Requirements
Type the records out again in full, exactly.

Stored entries
____
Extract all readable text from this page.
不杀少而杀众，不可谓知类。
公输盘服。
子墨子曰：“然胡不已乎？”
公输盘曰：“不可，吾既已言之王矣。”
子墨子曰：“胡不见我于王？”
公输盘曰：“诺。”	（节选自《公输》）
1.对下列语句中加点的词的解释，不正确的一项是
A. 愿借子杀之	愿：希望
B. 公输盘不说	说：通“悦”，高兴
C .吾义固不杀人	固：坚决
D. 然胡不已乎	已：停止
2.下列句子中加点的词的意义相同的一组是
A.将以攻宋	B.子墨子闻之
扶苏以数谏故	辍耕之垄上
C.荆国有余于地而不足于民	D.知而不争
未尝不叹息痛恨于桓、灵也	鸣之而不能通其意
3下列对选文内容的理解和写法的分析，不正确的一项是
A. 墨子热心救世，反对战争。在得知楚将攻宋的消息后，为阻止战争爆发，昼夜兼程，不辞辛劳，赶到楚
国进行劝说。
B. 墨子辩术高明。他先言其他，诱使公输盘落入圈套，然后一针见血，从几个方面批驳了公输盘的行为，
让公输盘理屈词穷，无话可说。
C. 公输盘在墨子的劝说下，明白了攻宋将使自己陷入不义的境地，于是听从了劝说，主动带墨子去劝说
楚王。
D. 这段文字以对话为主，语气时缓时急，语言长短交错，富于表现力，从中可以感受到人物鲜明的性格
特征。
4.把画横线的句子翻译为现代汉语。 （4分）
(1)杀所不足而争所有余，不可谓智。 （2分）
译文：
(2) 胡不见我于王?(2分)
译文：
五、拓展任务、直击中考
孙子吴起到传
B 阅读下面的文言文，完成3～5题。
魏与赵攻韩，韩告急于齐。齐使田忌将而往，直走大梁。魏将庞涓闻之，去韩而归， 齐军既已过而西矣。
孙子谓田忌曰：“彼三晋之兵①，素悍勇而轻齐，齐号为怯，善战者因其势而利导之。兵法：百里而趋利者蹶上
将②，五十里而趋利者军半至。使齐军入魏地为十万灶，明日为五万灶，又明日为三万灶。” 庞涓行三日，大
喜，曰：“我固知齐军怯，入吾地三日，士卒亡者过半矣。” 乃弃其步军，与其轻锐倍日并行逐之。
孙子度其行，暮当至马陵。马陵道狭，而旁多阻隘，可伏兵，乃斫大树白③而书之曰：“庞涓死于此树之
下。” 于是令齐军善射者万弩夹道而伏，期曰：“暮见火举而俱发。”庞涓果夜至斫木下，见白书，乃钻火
____
Solution to this exercise
Extract all readable text from this page.
不杀少而杀众，不可谓知类。
公输盘服。
子墨子曰：“然胡不已乎？”
公输盘曰：“不可，吾既已言之王矣。”
子墨子曰：“胡不见我于王？”
公输盘曰：“诺。”	（节选自《公输》）
1.对下列语句中加点的词的解释，不正确的一项是
A. 愿借子杀之	愿：希望
B. 公输盘不说	说：通“悦”，高兴
C .吾义固不杀人	固：坚决
D. 然胡不已乎	已：停止
2.下列句子中加点的词的意义相同的一组是
A.将以攻宋	B.子墨子闻之
扶苏以数谏故	辍耕之垄上
C.荆国有余于地而不足于民	D.知而不争
未尝不叹息痛恨于桓、灵也	鸣之而不能通其意
3下列对选文内容的理解和写法的分析，不正确的一项是
A. 墨子热心救世，反对战争。在得知楚将攻宋的消息后，为阻止战争爆发，昼夜兼程，不辞辛劳，赶到楚
国进行劝说。
B. 墨子辩术高明。他先言其他，诱使公输盘落入圈套，然后一针见血，从几个方面批驳了公输盘的行为，
让公输盘理屈词穷，无话可说。
C. 公输盘在墨子的劝说下，明白了攻宋将使自己陷入不义的境地，于是听从了劝说，主动带墨子去劝说
楚王。
D. 这段文字以对话为主，语气时缓时急，语言长短交错，富于表现力，从中可以感受到人物鲜明的性格
特征。
4.把画横线的句子翻译为现代汉语。 （4分）
(1)杀所不足而争所有余，不可谓智。 （2分）
译文：
(2) 胡不见我于王?(2分)
译文：
五、拓展任务、直击中考
孙子吴起到传
B 阅读下面的文言文，完成3～5题。
魏与赵攻韩，韩告急于齐。齐使田忌将而往，直走大梁。魏将庞涓闻之，去韩而归， 齐军既已过而西矣。
孙子谓田忌曰：“彼三晋之兵①，素悍勇而轻齐，齐号为怯，善战者因其势而利导之。兵法：百里而趋利者蹶上
将②，五十里而趋利者军半至。使齐军入魏地为十万灶，明日为五万灶，又明日为三万灶。” 庞涓行三日，大
喜，曰：“我固知齐军怯，入吾地三日，士卒亡者过半矣。” 乃弃其步军，与其轻锐倍日并行逐之。
孙子度其行，暮当至马陵。马陵道狭，而旁多阻隘，可伏兵，乃斫大树白③而书之曰：“庞涓死于此树之
下。” 于是令齐军善射者万弩夹道而伏，期曰：“暮见火举而俱发。”庞涓果夜至斫木下，见白书，乃钻火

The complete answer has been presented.